* **TASKS TO PERFORM**
A – Reproduce the part of the joint health supplement article from "While Millennials represent" up to and including "consumer education campaigns.".
B – According to the joint health supplement article, what is the age range of the average joint health consumer?
C – Write the next part of the joint health supplement article, beginning after its final paragraph.

* **EXERCISE TEXT**
:::::

While Millennials represent a growing opportunity for future growth, most joint health consumers are still older adults. A 2021 consumer survey by Lonza (Basel, Switzerland) found that the average joint health consumer is between the ages of 45 and 64. According to Lonza’s research, joint health supplement consumers tend to be well educated and have high incomes. Lindsey Toth, RD, associate director of health ingredients for Lonza, says that with one in six people projected to be 65 years old or older by 2050, now is the time to begin laying the groundwork of consumer education campaigns.
“While collagen has taken center stage in recent years, there is largely little known by consumers about the different types of collagens and the difference in benefits they confer,” Toth says. “Lonza has invested significant research in understanding the benefits of undenatured type II collagen.”
Lonza’s branded UC-II collagen, an undenatured type II collagen ingredient, has been found to increase mobility and reduce joint discomfort in clinical studies, Toth says. One of the advantages of this type of collagen, Toth notes, is convenience of delivery. “UC-II collagen can be taken in a tiny, once-daily, easy-to-swallow dose. Pill fatigue and swallowability concerns are a huge barrier for most aging consumers.”
While collagen is an effective ingredient for joint health, not all types of collagen are created equal. Jaume Reguant, healthcare director for Bioiberica (Barcelona, Spain), says formulators who want to work with collagen will need to consider which type of collagen is best for their application.
“Native type II collagen is an effective joint health ingredient and compared to its hydrolyzed counterpart requires a much lower dosage,” Reguant says. “This means it can be incorporated alongside other beneficial ingredients to support joint health.”
“Emerging ingredients like this are facilitating a new era of mobility health that appeals to a wider range of people who see movement as a fundamental part of their physical and mental well-being,” he adds.

:::::

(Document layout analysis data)
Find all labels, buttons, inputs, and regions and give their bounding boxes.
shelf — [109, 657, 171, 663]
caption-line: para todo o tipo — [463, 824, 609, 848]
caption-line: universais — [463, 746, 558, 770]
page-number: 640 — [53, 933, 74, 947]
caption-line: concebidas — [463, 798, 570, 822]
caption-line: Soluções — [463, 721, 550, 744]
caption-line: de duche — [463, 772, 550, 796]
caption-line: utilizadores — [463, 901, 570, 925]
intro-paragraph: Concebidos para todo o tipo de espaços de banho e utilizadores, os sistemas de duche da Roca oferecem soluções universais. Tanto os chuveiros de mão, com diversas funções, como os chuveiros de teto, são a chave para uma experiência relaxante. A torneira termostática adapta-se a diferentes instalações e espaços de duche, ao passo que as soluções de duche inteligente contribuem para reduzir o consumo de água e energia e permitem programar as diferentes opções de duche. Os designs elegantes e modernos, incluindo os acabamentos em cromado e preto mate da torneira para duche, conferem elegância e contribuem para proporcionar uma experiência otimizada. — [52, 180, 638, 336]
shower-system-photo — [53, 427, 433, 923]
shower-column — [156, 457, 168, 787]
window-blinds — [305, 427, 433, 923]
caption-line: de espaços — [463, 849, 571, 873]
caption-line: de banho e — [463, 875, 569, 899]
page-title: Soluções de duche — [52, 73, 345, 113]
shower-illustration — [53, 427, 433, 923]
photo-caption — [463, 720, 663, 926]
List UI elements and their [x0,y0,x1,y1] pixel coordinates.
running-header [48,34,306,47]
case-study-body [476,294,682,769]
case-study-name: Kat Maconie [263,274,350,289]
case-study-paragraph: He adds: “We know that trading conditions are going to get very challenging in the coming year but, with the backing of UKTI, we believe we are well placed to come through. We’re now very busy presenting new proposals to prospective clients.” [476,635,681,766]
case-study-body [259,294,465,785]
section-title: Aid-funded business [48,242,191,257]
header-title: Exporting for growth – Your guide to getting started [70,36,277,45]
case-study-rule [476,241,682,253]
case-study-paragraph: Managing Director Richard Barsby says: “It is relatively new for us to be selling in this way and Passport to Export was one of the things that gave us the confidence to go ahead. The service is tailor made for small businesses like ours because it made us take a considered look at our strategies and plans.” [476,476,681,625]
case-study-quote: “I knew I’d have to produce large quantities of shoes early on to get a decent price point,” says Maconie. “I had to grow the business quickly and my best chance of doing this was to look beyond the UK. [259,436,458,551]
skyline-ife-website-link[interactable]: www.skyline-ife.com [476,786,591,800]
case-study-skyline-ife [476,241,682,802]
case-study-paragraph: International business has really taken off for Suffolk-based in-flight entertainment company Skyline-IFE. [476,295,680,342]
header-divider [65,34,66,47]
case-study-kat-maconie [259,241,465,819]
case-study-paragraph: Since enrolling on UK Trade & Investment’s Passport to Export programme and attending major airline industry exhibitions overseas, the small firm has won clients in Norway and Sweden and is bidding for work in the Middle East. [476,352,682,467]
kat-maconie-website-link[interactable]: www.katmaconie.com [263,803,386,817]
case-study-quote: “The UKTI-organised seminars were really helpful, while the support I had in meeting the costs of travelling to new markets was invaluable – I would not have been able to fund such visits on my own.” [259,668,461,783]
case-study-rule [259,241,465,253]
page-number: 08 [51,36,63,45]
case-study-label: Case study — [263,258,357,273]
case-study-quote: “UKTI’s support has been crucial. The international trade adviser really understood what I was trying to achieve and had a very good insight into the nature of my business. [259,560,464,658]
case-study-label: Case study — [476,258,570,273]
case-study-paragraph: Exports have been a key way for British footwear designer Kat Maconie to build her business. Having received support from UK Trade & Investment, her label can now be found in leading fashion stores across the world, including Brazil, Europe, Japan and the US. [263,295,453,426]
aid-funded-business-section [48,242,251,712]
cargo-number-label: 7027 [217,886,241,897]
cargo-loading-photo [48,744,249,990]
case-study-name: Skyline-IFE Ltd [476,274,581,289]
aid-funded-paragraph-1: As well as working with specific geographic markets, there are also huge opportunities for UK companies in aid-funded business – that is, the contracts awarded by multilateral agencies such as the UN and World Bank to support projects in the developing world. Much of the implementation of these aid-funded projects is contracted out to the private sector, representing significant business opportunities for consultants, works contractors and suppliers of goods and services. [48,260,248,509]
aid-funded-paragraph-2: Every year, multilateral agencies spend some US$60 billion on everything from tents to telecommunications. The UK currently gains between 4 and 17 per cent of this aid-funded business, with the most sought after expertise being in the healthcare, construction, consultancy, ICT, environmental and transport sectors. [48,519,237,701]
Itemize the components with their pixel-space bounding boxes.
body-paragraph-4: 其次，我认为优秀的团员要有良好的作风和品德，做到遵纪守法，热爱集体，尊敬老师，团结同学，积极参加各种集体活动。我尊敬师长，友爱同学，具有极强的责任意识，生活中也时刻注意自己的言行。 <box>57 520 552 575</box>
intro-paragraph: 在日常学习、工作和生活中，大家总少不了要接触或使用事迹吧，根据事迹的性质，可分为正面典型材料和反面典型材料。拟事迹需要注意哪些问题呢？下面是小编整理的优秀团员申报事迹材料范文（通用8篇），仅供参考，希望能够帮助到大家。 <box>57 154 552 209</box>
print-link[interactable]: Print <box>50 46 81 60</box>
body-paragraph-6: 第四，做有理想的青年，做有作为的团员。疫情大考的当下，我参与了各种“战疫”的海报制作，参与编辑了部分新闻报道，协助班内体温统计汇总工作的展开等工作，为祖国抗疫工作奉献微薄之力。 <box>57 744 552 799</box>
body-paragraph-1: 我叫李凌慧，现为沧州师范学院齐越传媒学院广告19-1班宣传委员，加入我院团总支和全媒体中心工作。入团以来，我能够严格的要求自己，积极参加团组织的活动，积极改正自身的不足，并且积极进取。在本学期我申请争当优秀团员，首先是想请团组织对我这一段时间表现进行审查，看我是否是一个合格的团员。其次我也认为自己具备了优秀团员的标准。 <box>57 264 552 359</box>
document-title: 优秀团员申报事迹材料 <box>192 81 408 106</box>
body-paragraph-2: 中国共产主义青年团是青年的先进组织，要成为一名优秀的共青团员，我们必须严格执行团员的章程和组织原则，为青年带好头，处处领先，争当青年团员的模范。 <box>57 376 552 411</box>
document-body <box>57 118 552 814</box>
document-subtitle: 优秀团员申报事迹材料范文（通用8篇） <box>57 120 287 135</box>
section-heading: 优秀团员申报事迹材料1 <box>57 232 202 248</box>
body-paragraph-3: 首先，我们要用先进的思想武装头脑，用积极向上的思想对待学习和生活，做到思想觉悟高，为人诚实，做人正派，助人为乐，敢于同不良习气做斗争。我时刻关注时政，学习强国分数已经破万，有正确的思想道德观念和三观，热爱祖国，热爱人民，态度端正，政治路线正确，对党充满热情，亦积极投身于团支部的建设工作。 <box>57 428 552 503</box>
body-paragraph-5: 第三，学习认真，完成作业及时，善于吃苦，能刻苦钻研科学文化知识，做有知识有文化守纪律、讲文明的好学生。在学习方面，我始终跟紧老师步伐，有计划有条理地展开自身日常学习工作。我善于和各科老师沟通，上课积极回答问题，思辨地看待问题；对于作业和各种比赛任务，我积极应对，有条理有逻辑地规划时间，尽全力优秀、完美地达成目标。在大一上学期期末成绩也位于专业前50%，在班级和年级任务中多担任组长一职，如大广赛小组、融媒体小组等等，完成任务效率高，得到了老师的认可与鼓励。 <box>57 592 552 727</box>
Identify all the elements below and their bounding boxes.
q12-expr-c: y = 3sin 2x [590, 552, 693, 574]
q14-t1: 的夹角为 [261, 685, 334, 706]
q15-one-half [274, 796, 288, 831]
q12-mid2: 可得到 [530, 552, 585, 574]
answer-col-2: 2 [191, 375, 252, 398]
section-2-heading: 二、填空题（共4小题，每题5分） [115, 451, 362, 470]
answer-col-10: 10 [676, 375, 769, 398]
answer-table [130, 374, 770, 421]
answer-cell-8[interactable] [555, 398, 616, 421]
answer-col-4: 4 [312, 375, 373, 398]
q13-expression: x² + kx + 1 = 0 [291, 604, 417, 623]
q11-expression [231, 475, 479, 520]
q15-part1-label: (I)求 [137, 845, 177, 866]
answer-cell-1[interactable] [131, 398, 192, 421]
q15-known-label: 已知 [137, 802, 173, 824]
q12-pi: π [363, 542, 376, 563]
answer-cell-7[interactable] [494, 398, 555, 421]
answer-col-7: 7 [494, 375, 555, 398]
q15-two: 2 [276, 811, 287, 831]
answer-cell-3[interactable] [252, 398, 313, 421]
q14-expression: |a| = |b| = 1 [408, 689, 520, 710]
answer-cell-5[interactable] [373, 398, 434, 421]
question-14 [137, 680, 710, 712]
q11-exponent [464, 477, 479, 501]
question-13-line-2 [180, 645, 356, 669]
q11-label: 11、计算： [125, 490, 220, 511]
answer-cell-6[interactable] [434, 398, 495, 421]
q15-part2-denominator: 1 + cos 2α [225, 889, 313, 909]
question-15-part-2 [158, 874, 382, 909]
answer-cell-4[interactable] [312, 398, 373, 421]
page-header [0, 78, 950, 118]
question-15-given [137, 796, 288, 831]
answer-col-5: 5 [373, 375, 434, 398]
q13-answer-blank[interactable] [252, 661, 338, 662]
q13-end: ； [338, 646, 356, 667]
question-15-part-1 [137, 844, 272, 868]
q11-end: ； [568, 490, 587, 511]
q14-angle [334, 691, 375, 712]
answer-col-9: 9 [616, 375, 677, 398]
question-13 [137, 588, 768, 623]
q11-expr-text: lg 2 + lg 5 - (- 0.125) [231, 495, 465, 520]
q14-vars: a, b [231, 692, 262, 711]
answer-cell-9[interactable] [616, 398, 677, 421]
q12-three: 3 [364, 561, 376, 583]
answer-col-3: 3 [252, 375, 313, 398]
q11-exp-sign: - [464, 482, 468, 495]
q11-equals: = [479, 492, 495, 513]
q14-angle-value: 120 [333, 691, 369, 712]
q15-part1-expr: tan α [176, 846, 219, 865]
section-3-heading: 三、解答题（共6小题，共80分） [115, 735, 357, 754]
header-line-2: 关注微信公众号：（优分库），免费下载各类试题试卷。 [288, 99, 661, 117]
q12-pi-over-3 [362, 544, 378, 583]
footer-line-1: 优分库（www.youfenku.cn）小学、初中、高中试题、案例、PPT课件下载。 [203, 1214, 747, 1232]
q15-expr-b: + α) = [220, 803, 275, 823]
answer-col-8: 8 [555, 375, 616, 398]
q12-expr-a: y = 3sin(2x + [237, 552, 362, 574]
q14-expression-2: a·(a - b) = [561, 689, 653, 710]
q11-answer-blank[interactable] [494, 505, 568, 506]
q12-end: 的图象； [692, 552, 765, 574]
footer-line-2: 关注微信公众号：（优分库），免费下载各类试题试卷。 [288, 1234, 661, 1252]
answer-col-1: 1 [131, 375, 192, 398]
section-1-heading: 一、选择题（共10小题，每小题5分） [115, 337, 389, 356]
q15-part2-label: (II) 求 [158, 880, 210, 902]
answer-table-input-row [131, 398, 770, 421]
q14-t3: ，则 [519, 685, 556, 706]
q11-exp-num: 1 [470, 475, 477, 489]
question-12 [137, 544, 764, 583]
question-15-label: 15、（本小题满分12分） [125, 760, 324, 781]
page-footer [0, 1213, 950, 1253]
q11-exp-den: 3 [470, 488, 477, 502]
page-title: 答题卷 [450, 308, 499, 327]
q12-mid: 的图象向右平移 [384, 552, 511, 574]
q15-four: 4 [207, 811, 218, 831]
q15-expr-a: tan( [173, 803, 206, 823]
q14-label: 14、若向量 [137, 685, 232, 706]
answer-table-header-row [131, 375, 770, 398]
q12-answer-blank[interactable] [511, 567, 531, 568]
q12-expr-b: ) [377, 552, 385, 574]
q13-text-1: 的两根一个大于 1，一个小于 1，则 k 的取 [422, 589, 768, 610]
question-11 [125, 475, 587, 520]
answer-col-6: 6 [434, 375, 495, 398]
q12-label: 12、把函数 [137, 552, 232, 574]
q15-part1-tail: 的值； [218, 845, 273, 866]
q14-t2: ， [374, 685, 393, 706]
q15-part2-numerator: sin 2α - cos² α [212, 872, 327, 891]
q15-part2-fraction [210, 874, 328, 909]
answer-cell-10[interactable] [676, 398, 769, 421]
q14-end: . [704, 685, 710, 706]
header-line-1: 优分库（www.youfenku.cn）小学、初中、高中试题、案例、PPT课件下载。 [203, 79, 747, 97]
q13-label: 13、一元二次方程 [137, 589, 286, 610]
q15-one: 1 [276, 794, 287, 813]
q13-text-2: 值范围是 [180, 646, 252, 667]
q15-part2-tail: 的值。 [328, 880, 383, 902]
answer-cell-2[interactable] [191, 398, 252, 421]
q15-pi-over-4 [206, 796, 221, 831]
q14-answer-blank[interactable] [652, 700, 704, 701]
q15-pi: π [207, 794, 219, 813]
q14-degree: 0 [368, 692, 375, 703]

:::::

* **ANSWERS**
A –
While Millennials represent a growing opportunity for future growth, most joint health consumers are still older adults. A 2021 consumer survey by Lonza (Basel, Switzerland) found that the average joint health consumer is between the ages of 45 and 64. According to Lonza’s research, joint health supplement consumers tend to be well educated and have high incomes. Lindsey Toth, RD, associate director of health ingredients for Lonza, says that with one in six people projected to be 65 years old or older by 2050, now is the time to begin laying the groundwork of consumer education campaigns.

B – Between 45 and 64.

C –
One recent animal study3 examined the efficacy of combining Bioiberica’s branded Collavant n2 ingredient (formerly called 2Cool), which is an undenatured type II collagen, and Mobilee, which is a hyaluronic acid matrix ingredient, in a formula that also included Bioiberica’s chondroitin sulfate and glucosamine hydrochloride ingredients. The study assessed the blend’s effects on articular cartilage, synovial membrane, and subchondral bone in 54 rabbits with induced osteoarthritis. The rabbits were randomly assigned to receive a daily dose of either 1) chondroitin sulfate (CS) plus glucosamine hydrochloride (GH) and hyaluronic acid (HA) (n=18), 2) CS plus GH and HA with added Collavant n2 (n=18), or 3) nothing (n=18). Each group was divided into three subgroups (n=6) that were sacrificed after 28, 56, or 84 days. After sacrifice, the rabbits were dissected and evaluated. The rabbits that received the combination of CS, GH, and HA showed milder degenerative changes relative to the control group. The addition of Collavant strengthened this protective effect, the researchers concluded.
Other new research on collagen is demonstrating the viability of a personalized nutrition approach. Liz Clarke, CFS, technical marketing manager for Nitta Gelatin (Morrisville, NC), says new research on joint health ingredients goes beyond providing scientific substantiation of health benefits for the general population. Instead, studies are now zeroing in on clinical personalization for specific demographics like younger athletes or seniors with mobility issues.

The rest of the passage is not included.